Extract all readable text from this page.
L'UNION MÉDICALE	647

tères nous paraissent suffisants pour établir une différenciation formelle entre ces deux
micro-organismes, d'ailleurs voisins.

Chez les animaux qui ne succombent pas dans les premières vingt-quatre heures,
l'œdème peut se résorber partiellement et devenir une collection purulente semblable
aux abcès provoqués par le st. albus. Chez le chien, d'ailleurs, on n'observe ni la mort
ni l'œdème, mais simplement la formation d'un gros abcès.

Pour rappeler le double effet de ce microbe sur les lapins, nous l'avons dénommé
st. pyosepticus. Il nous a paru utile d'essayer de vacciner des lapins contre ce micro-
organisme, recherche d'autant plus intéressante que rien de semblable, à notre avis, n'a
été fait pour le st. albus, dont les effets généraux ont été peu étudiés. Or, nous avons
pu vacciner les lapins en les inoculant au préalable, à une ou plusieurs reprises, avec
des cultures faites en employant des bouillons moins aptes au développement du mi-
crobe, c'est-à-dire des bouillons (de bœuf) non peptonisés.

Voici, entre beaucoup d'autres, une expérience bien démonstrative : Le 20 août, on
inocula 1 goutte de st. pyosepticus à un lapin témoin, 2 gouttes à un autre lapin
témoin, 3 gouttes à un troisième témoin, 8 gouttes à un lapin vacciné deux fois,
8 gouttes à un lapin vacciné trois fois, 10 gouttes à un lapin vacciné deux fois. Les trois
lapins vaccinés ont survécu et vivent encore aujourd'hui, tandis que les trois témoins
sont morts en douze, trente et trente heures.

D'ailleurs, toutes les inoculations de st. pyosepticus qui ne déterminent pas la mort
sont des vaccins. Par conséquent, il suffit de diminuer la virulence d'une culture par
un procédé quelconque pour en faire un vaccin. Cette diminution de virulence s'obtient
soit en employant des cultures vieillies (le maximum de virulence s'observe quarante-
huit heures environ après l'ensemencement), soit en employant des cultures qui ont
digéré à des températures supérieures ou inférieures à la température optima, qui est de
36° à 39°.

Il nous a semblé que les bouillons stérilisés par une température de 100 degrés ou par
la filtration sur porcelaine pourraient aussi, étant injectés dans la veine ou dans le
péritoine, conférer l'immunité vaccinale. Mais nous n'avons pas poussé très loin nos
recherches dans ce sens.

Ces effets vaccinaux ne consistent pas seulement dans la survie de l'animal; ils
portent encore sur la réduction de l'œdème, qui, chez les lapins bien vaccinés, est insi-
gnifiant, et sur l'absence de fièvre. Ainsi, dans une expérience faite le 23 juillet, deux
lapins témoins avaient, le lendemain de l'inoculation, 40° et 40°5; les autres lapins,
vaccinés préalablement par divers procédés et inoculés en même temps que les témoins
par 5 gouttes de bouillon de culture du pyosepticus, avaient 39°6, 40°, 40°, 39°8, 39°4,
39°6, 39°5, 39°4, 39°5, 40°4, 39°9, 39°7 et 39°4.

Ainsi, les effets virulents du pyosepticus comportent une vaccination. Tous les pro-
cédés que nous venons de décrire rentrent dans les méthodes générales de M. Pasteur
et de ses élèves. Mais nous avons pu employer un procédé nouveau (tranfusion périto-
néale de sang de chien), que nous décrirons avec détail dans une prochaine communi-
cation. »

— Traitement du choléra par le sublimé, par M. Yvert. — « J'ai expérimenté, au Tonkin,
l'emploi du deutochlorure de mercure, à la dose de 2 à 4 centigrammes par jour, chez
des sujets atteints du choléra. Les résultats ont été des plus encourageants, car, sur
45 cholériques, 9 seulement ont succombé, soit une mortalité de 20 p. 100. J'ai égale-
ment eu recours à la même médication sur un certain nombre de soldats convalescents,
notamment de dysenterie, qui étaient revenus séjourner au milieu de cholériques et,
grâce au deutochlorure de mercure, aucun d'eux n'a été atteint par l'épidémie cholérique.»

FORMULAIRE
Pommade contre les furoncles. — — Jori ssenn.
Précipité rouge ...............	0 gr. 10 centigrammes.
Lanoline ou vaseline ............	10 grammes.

━━━━━━

Reproduce the records in full, exactly as written.

Extract all readable text from this page.
L'UNION MÉDICALE	647

tères nous paraissent suffisants pour établir une différenciation formelle entre ces deux
micro-organismes, d'ailleurs voisins.

Chez les animaux qui ne succombent pas dans les premières vingt-quatre heures,
l'œdème peut se résorber partiellement et devenir une collection purulente semblable
aux abcès provoqués par le st. albus. Chez le chien, d'ailleurs, on n'observe ni la mort
ni l'œdème, mais simplement la formation d'un gros abcès.

Pour rappeler le double effet de ce microbe sur les lapins, nous l'avons dénommé
st. pyosepticus. Il nous a paru utile d'essayer de vacciner des lapins contre ce micro-
organisme, recherche d'autant plus intéressante que rien de semblable, à notre avis, n'a
été fait pour le st. albus, dont les effets généraux ont été peu étudiés. Or, nous avons
pu vacciner les lapins en les inoculant au préalable, à une ou plusieurs reprises, avec
des cultures faites en employant des bouillons moins aptes au développement du mi-
crobe, c'est-à-dire des bouillons (de bœuf) non peptonisés.

Voici, entre beaucoup d'autres, une expérience bien démonstrative : Le 20 août, on
inocula 1 goutte de st. pyosepticus à un lapin témoin, 2 gouttes à un autre lapin
témoin, 3 gouttes à un troisième témoin, 8 gouttes à un lapin vacciné deux fois,
8 gouttes à un lapin vacciné trois fois, 10 gouttes à un lapin vacciné deux fois. Les trois
lapins vaccinés ont survécu et vivent encore aujourd'hui, tandis que les trois témoins
sont morts en douze, trente et trente heures.

D'ailleurs, toutes les inoculations de st. pyosepticus qui ne déterminent pas la mort
sont des vaccins. Par conséquent, il suffit de diminuer la virulence d'une culture par
un procédé quelconque pour en faire un vaccin. Cette diminution de virulence s'obtient
soit en employant des cultures vieillies (le maximum de virulence s'observe quarante-
huit heures environ après l'ensemencement), soit en employant des cultures qui ont
digéré à des températures supérieures ou inférieures à la température optima, qui est de
36° à 39°.

Il nous a semblé que les bouillons stérilisés par une température de 100 degrés ou par
la filtration sur porcelaine pourraient aussi, étant injectés dans la veine ou dans le
péritoine, conférer l'immunité vaccinale. Mais nous n'avons pas poussé très loin nos
recherches dans ce sens.

Ces effets vaccinaux ne consistent pas seulement dans la survie de l'animal; ils
portent encore sur la réduction de l'œdème, qui, chez les lapins bien vaccinés, est insi-
gnifiant, et sur l'absence de fièvre. Ainsi, dans une expérience faite le 23 juillet, deux
lapins témoins avaient, le lendemain de l'inoculation, 40° et 40°5; les autres lapins,
vaccinés préalablement par divers procédés et inoculés en même temps que les témoins
par 5 gouttes de bouillon de culture du pyosepticus, avaient 39°6, 40°, 40°, 39°8, 39°4,
39°6, 39°5, 39°4, 39°5, 40°4, 39°9, 39°7 et 39°4.

Ainsi, les effets virulents du pyosepticus comportent une vaccination. Tous les pro-
cédés que nous venons de décrire rentrent dans les méthodes générales de M. Pasteur
et de ses élèves. Mais nous avons pu employer un procédé nouveau (tranfusion périto-
néale de sang de chien), que nous décrirons avec détail dans une prochaine communi-
cation. »

— Traitement du choléra par le sublimé, par M. Yvert. — « J'ai expérimenté, au Tonkin,
l'emploi du deutochlorure de mercure, à la dose de 2 à 4 centigrammes par jour, chez
des sujets atteints du choléra. Les résultats ont été des plus encourageants, car, sur
45 cholériques, 9 seulement ont succombé, soit une mortalité de 20 p. 100. J'ai égale-
ment eu recours à la même médication sur un certain nombre de soldats convalescents,
notamment de dysenterie, qui étaient revenus séjourner au milieu de cholériques et,
grâce au deutochlorure de mercure, aucun d'eux n'a été atteint par l'épidémie cholérique.»

FORMULAIRE
Pommade contre les furoncles. — — Jori ssenn.
Précipité rouge ...............	0 gr. 10 centigrammes.
Lanoline ou vaseline ............	10 grammes.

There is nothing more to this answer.